▶ _AVAILABLE RECORDS_:
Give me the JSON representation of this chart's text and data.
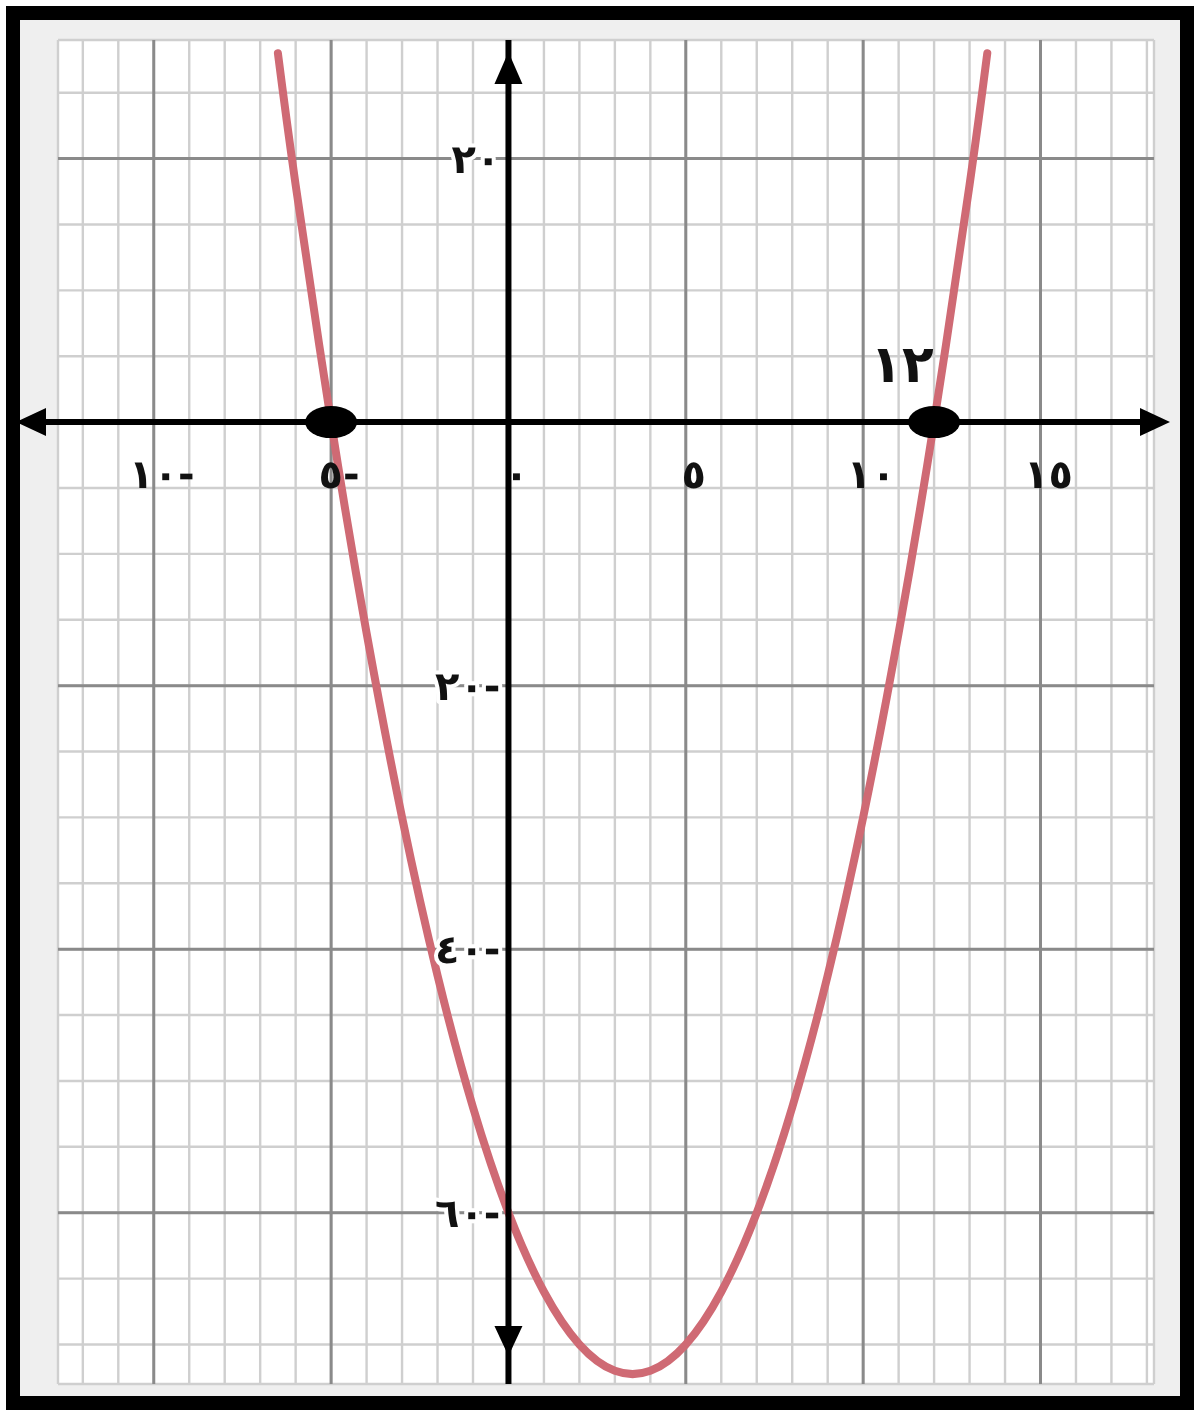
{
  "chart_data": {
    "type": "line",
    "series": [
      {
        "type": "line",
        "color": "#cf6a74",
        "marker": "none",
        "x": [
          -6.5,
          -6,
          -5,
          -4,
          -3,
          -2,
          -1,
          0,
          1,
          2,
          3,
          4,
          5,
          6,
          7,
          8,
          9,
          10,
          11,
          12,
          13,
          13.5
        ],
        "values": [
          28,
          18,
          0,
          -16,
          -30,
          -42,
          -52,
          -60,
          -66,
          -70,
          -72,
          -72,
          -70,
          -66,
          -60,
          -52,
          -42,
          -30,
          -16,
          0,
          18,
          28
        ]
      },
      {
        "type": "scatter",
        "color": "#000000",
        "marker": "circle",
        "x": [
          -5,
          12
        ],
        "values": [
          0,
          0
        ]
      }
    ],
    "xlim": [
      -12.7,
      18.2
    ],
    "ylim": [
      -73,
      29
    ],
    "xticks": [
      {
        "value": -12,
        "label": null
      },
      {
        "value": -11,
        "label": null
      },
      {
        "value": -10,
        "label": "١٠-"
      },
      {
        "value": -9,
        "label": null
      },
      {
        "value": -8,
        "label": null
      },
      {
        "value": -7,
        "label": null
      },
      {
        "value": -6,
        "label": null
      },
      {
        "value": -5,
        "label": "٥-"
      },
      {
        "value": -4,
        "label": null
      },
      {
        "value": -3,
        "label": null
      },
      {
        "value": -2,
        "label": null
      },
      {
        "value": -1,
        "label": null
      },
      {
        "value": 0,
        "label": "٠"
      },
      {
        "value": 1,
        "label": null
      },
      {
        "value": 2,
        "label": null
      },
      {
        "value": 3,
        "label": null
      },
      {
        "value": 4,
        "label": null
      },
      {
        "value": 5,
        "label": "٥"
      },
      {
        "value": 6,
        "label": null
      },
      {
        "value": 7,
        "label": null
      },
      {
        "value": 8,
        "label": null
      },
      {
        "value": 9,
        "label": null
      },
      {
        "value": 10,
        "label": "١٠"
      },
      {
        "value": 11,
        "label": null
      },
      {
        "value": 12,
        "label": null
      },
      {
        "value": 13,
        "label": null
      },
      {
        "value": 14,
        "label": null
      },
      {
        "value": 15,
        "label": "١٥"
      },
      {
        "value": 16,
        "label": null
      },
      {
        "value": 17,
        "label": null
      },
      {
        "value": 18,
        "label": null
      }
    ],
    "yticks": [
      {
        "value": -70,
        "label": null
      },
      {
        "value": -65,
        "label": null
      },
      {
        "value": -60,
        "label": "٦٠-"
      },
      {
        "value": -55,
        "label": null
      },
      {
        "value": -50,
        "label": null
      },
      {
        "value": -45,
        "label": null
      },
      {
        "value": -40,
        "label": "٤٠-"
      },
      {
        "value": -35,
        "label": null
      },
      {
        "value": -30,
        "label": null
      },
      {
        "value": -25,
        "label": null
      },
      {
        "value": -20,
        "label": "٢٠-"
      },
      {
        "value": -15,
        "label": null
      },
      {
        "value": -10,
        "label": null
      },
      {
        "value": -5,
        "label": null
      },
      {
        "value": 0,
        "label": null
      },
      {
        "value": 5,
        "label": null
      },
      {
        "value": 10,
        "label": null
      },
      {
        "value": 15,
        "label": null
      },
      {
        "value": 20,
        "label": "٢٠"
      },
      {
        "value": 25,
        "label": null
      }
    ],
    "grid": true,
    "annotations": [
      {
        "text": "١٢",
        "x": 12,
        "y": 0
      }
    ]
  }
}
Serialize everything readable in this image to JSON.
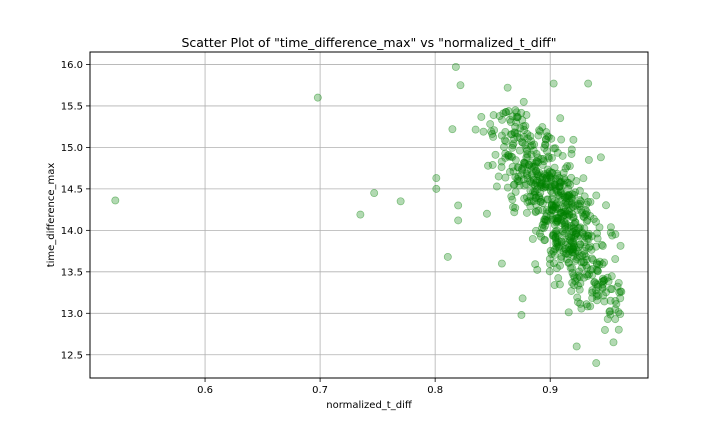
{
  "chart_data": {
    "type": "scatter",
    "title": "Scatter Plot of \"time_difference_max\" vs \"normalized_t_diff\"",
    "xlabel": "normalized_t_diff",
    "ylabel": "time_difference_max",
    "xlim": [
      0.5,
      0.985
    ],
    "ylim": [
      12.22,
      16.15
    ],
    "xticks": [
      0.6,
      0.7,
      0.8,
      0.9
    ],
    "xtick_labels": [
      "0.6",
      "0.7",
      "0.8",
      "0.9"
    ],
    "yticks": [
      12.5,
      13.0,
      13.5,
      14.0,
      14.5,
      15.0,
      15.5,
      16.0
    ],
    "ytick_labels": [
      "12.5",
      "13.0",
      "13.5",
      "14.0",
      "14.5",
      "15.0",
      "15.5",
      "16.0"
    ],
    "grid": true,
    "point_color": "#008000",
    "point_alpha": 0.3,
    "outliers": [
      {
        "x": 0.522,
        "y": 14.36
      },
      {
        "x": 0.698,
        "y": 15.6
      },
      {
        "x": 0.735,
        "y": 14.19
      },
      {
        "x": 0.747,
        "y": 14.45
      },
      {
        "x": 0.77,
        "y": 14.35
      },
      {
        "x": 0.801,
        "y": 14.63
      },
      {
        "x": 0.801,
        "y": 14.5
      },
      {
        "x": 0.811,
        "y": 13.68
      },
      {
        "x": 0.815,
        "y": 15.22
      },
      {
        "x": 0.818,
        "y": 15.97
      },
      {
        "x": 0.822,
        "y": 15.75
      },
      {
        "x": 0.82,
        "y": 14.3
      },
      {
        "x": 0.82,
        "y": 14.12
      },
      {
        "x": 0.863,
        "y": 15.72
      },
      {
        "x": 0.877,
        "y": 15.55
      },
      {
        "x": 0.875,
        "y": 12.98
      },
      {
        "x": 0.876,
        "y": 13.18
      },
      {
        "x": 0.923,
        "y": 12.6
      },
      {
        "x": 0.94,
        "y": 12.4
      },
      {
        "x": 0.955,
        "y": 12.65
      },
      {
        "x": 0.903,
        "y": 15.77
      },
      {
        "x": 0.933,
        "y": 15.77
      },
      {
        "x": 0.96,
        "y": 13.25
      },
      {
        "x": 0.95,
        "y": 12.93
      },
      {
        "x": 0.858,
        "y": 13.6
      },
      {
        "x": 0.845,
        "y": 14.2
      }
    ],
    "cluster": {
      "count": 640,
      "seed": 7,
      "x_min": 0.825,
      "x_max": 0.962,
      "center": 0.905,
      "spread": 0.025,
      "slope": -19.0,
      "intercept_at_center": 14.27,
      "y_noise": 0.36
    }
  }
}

▶ _WHAT YOU HAVE TO DO_: Transcribe the full listing above exactly, with the images removed.

▶ _SOLUTION TO THIS TASK_:
Give me the JSON representation of this chart's text and data.
{
  "chart_data": {
    "type": "line",
    "series": [
      {
        "type": "line",
        "color": "#cf6a74",
        "marker": "none",
        "x": [
          -6.5,
          -6,
          -5,
          -4,
          -3,
          -2,
          -1,
          0,
          1,
          2,
          3,
          4,
          5,
          6,
          7,
          8,
          9,
          10,
          11,
          12,
          13,
          13.5
        ],
        "values": [
          28,
          18,
          0,
          -16,
          -30,
          -42,
          -52,
          -60,
          -66,
          -70,
          -72,
          -72,
          -70,
          -66,
          -60,
          -52,
          -42,
          -30,
          -16,
          0,
          18,
          28
        ]
      },
      {
        "type": "scatter",
        "color": "#000000",
        "marker": "circle",
        "x": [
          -5,
          12
        ],
        "values": [
          0,
          0
        ]
      }
    ],
    "xlim": [
      -12.7,
      18.2
    ],
    "ylim": [
      -73,
      29
    ],
    "xticks": [
      {
        "value": -12,
        "label": null
      },
      {
        "value": -11,
        "label": null
      },
      {
        "value": -10,
        "label": "١٠-"
      },
      {
        "value": -9,
        "label": null
      },
      {
        "value": -8,
        "label": null
      },
      {
        "value": -7,
        "label": null
      },
      {
        "value": -6,
        "label": null
      },
      {
        "value": -5,
        "label": "٥-"
      },
      {
        "value": -4,
        "label": null
      },
      {
        "value": -3,
        "label": null
      },
      {
        "value": -2,
        "label": null
      },
      {
        "value": -1,
        "label": null
      },
      {
        "value": 0,
        "label": "٠"
      },
      {
        "value": 1,
        "label": null
      },
      {
        "value": 2,
        "label": null
      },
      {
        "value": 3,
        "label": null
      },
      {
        "value": 4,
        "label": null
      },
      {
        "value": 5,
        "label": "٥"
      },
      {
        "value": 6,
        "label": null
      },
      {
        "value": 7,
        "label": null
      },
      {
        "value": 8,
        "label": null
      },
      {
        "value": 9,
        "label": null
      },
      {
        "value": 10,
        "label": "١٠"
      },
      {
        "value": 11,
        "label": null
      },
      {
        "value": 12,
        "label": null
      },
      {
        "value": 13,
        "label": null
      },
      {
        "value": 14,
        "label": null
      },
      {
        "value": 15,
        "label": "١٥"
      },
      {
        "value": 16,
        "label": null
      },
      {
        "value": 17,
        "label": null
      },
      {
        "value": 18,
        "label": null
      }
    ],
    "yticks": [
      {
        "value": -70,
        "label": null
      },
      {
        "value": -65,
        "label": null
      },
      {
        "value": -60,
        "label": "٦٠-"
      },
      {
        "value": -55,
        "label": null
      },
      {
        "value": -50,
        "label": null
      },
      {
        "value": -45,
        "label": null
      },
      {
        "value": -40,
        "label": "٤٠-"
      },
      {
        "value": -35,
        "label": null
      },
      {
        "value": -30,
        "label": null
      },
      {
        "value": -25,
        "label": null
      },
      {
        "value": -20,
        "label": "٢٠-"
      },
      {
        "value": -15,
        "label": null
      },
      {
        "value": -10,
        "label": null
      },
      {
        "value": -5,
        "label": null
      },
      {
        "value": 0,
        "label": null
      },
      {
        "value": 5,
        "label": null
      },
      {
        "value": 10,
        "label": null
      },
      {
        "value": 15,
        "label": null
      },
      {
        "value": 20,
        "label": "٢٠"
      },
      {
        "value": 25,
        "label": null
      }
    ],
    "grid": true,
    "annotations": [
      {
        "text": "١٢",
        "x": 12,
        "y": 0
      }
    ]
  }
}
Serialize everything readable in this image to JSON.
{
  "chart_data": {
    "type": "scatter",
    "title": "Scatter Plot of \"time_difference_max\" vs \"normalized_t_diff\"",
    "xlabel": "normalized_t_diff",
    "ylabel": "time_difference_max",
    "xlim": [
      0.5,
      0.985
    ],
    "ylim": [
      12.22,
      16.15
    ],
    "xticks": [
      0.6,
      0.7,
      0.8,
      0.9
    ],
    "xtick_labels": [
      "0.6",
      "0.7",
      "0.8",
      "0.9"
    ],
    "yticks": [
      12.5,
      13.0,
      13.5,
      14.0,
      14.5,
      15.0,
      15.5,
      16.0
    ],
    "ytick_labels": [
      "12.5",
      "13.0",
      "13.5",
      "14.0",
      "14.5",
      "15.0",
      "15.5",
      "16.0"
    ],
    "grid": true,
    "point_color": "#008000",
    "point_alpha": 0.3,
    "outliers": [
      {
        "x": 0.522,
        "y": 14.36
      },
      {
        "x": 0.698,
        "y": 15.6
      },
      {
        "x": 0.735,
        "y": 14.19
      },
      {
        "x": 0.747,
        "y": 14.45
      },
      {
        "x": 0.77,
        "y": 14.35
      },
      {
        "x": 0.801,
        "y": 14.63
      },
      {
        "x": 0.801,
        "y": 14.5
      },
      {
        "x": 0.811,
        "y": 13.68
      },
      {
        "x": 0.815,
        "y": 15.22
      },
      {
        "x": 0.818,
        "y": 15.97
      },
      {
        "x": 0.822,
        "y": 15.75
      },
      {
        "x": 0.82,
        "y": 14.3
      },
      {
        "x": 0.82,
        "y": 14.12
      },
      {
        "x": 0.863,
        "y": 15.72
      },
      {
        "x": 0.877,
        "y": 15.55
      },
      {
        "x": 0.875,
        "y": 12.98
      },
      {
        "x": 0.876,
        "y": 13.18
      },
      {
        "x": 0.923,
        "y": 12.6
      },
      {
        "x": 0.94,
        "y": 12.4
      },
      {
        "x": 0.955,
        "y": 12.65
      },
      {
        "x": 0.903,
        "y": 15.77
      },
      {
        "x": 0.933,
        "y": 15.77
      },
      {
        "x": 0.96,
        "y": 13.25
      },
      {
        "x": 0.95,
        "y": 12.93
      },
      {
        "x": 0.858,
        "y": 13.6
      },
      {
        "x": 0.845,
        "y": 14.2
      }
    ],
    "cluster": {
      "count": 640,
      "seed": 7,
      "x_min": 0.825,
      "x_max": 0.962,
      "center": 0.905,
      "spread": 0.025,
      "slope": -19.0,
      "intercept_at_center": 14.27,
      "y_noise": 0.36
    }
  }
}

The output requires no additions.